▸ **PROMPT**:
Please print the data that follows, keeping every line exact.
#####
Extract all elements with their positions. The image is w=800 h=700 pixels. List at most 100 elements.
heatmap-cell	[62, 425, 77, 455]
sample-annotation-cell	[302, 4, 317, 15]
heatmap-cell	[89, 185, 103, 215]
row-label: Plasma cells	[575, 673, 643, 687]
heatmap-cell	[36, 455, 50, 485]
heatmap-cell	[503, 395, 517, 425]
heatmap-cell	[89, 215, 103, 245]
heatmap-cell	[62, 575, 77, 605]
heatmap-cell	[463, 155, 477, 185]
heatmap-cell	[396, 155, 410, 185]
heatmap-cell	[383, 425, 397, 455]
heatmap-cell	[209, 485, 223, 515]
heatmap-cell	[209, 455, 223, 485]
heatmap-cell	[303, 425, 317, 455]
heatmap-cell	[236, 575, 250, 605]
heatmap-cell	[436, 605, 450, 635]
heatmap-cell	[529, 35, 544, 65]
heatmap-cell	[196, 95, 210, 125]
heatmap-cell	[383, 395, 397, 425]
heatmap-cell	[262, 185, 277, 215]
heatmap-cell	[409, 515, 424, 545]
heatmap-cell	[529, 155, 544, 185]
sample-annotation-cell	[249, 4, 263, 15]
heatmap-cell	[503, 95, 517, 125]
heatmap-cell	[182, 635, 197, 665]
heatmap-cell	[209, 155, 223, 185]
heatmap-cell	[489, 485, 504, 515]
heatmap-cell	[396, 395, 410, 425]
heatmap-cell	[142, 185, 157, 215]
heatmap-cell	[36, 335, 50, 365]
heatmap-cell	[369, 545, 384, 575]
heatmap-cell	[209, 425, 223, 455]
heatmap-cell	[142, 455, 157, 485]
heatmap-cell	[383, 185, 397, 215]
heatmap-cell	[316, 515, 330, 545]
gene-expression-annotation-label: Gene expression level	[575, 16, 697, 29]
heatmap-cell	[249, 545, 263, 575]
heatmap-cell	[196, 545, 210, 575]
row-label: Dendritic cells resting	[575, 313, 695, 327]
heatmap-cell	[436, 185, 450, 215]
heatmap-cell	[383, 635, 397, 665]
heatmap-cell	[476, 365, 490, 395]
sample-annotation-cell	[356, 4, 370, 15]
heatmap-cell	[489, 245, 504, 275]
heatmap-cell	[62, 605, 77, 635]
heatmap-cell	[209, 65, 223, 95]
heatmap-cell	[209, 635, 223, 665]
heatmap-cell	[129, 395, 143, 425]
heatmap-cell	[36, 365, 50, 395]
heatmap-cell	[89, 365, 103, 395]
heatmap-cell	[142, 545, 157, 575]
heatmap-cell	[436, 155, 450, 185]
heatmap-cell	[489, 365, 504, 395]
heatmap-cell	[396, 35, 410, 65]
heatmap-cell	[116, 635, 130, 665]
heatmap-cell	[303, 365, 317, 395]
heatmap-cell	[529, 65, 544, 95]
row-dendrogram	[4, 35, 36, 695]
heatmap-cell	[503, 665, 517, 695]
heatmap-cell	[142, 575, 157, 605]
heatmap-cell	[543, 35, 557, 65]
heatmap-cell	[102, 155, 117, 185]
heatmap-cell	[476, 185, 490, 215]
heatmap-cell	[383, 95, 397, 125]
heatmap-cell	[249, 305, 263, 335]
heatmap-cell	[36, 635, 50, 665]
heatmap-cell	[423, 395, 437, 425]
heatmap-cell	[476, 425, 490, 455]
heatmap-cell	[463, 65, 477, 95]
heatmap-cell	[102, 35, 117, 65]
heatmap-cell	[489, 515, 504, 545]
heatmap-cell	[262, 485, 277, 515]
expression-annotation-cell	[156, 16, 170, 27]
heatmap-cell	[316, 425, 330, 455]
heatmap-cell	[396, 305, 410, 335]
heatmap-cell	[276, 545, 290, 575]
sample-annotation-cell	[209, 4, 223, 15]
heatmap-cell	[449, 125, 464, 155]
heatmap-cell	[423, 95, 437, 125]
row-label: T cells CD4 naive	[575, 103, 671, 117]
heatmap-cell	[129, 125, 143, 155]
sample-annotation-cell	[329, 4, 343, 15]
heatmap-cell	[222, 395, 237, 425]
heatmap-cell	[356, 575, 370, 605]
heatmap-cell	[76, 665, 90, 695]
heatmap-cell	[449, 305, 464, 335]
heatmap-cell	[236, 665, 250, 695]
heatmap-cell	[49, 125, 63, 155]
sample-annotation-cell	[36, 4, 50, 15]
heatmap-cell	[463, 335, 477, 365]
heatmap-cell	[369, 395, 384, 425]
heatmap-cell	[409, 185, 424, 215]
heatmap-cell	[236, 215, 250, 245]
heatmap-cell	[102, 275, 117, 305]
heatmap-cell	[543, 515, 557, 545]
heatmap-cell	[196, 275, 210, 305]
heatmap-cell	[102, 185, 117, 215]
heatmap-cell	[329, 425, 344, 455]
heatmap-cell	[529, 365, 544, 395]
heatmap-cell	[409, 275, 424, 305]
#####
▸ **RESPONSE TO THE TASK**:
Extract all elements with their positions. The image is w=800 h=700 pixels. List at most 100 elements.
heatmap-cell	[62, 425, 77, 455]
sample-annotation-cell	[302, 4, 317, 15]
heatmap-cell	[89, 185, 103, 215]
row-label: Plasma cells	[575, 673, 643, 687]
heatmap-cell	[36, 455, 50, 485]
heatmap-cell	[503, 395, 517, 425]
heatmap-cell	[89, 215, 103, 245]
heatmap-cell	[62, 575, 77, 605]
heatmap-cell	[463, 155, 477, 185]
heatmap-cell	[396, 155, 410, 185]
heatmap-cell	[383, 425, 397, 455]
heatmap-cell	[209, 485, 223, 515]
heatmap-cell	[209, 455, 223, 485]
heatmap-cell	[303, 425, 317, 455]
heatmap-cell	[236, 575, 250, 605]
heatmap-cell	[436, 605, 450, 635]
heatmap-cell	[529, 35, 544, 65]
heatmap-cell	[196, 95, 210, 125]
heatmap-cell	[383, 395, 397, 425]
heatmap-cell	[262, 185, 277, 215]
heatmap-cell	[409, 515, 424, 545]
heatmap-cell	[529, 155, 544, 185]
sample-annotation-cell	[249, 4, 263, 15]
heatmap-cell	[503, 95, 517, 125]
heatmap-cell	[182, 635, 197, 665]
heatmap-cell	[209, 155, 223, 185]
heatmap-cell	[489, 485, 504, 515]
heatmap-cell	[396, 395, 410, 425]
heatmap-cell	[142, 185, 157, 215]
heatmap-cell	[36, 335, 50, 365]
heatmap-cell	[369, 545, 384, 575]
heatmap-cell	[209, 425, 223, 455]
heatmap-cell	[142, 455, 157, 485]
heatmap-cell	[383, 185, 397, 215]
heatmap-cell	[316, 515, 330, 545]
gene-expression-annotation-label: Gene expression level	[575, 16, 697, 29]
heatmap-cell	[249, 545, 263, 575]
heatmap-cell	[196, 545, 210, 575]
row-label: Dendritic cells resting	[575, 313, 695, 327]
heatmap-cell	[436, 185, 450, 215]
heatmap-cell	[383, 635, 397, 665]
heatmap-cell	[476, 365, 490, 395]
sample-annotation-cell	[356, 4, 370, 15]
heatmap-cell	[489, 245, 504, 275]
heatmap-cell	[62, 605, 77, 635]
heatmap-cell	[209, 65, 223, 95]
heatmap-cell	[209, 635, 223, 665]
heatmap-cell	[129, 395, 143, 425]
heatmap-cell	[36, 365, 50, 395]
heatmap-cell	[89, 365, 103, 395]
heatmap-cell	[142, 545, 157, 575]
heatmap-cell	[436, 155, 450, 185]
heatmap-cell	[489, 365, 504, 395]
heatmap-cell	[396, 35, 410, 65]
heatmap-cell	[116, 635, 130, 665]
heatmap-cell	[303, 365, 317, 395]
heatmap-cell	[529, 65, 544, 95]
row-dendrogram	[4, 35, 36, 695]
heatmap-cell	[503, 665, 517, 695]
heatmap-cell	[142, 575, 157, 605]
heatmap-cell	[543, 35, 557, 65]
heatmap-cell	[102, 155, 117, 185]
heatmap-cell	[476, 185, 490, 215]
heatmap-cell	[383, 95, 397, 125]
heatmap-cell	[249, 305, 263, 335]
heatmap-cell	[36, 635, 50, 665]
heatmap-cell	[423, 395, 437, 425]
heatmap-cell	[476, 425, 490, 455]
heatmap-cell	[463, 65, 477, 95]
heatmap-cell	[102, 35, 117, 65]
heatmap-cell	[489, 515, 504, 545]
heatmap-cell	[262, 485, 277, 515]
expression-annotation-cell	[156, 16, 170, 27]
heatmap-cell	[316, 425, 330, 455]
heatmap-cell	[396, 305, 410, 335]
heatmap-cell	[276, 545, 290, 575]
sample-annotation-cell	[209, 4, 223, 15]
heatmap-cell	[449, 125, 464, 155]
heatmap-cell	[423, 95, 437, 125]
row-label: T cells CD4 naive	[575, 103, 671, 117]
heatmap-cell	[129, 125, 143, 155]
sample-annotation-cell	[329, 4, 343, 15]
heatmap-cell	[222, 395, 237, 425]
heatmap-cell	[356, 575, 370, 605]
heatmap-cell	[76, 665, 90, 695]
heatmap-cell	[449, 305, 464, 335]
heatmap-cell	[236, 665, 250, 695]
heatmap-cell	[49, 125, 63, 155]
sample-annotation-cell	[36, 4, 50, 15]
heatmap-cell	[463, 335, 477, 365]
heatmap-cell	[369, 395, 384, 425]
heatmap-cell	[409, 185, 424, 215]
heatmap-cell	[236, 215, 250, 245]
heatmap-cell	[102, 275, 117, 305]
heatmap-cell	[543, 515, 557, 545]
heatmap-cell	[196, 275, 210, 305]
heatmap-cell	[102, 185, 117, 215]
heatmap-cell	[329, 425, 344, 455]
heatmap-cell	[529, 365, 544, 395]
heatmap-cell	[409, 275, 424, 305]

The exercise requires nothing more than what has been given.